Dataset items:
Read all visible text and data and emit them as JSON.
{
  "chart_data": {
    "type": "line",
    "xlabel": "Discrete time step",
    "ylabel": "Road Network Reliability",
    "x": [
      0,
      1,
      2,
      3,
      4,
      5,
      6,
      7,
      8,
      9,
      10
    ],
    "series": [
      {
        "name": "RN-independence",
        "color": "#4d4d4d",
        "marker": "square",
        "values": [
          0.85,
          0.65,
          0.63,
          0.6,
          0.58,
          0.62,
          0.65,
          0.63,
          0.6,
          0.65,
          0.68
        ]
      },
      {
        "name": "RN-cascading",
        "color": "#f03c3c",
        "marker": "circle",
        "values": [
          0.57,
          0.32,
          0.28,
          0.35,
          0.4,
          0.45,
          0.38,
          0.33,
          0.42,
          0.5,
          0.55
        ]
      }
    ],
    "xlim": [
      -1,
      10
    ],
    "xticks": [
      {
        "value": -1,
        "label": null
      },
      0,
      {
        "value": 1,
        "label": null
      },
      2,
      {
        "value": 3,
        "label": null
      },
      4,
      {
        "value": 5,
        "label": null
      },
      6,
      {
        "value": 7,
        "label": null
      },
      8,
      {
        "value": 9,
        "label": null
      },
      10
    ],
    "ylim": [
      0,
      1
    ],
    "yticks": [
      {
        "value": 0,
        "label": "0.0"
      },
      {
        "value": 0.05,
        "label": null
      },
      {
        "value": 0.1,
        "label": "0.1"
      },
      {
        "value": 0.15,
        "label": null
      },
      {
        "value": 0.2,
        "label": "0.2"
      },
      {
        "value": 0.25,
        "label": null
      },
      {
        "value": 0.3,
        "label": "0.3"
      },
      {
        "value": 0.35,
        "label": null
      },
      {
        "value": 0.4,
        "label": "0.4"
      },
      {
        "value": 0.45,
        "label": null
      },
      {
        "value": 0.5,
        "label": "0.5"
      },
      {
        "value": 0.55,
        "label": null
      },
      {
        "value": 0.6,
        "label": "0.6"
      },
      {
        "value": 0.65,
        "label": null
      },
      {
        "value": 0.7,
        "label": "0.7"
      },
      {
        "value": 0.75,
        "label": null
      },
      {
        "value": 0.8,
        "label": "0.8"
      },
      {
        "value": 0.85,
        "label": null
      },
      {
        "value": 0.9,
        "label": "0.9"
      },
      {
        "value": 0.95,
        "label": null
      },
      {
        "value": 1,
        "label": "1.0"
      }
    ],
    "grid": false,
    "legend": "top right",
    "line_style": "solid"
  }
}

◆ Problem:
Search the entries for the word "name", then gather every line that has it.

◆ Solved problem:
        "name": "RN-independence",
        "name": "RN-cascading",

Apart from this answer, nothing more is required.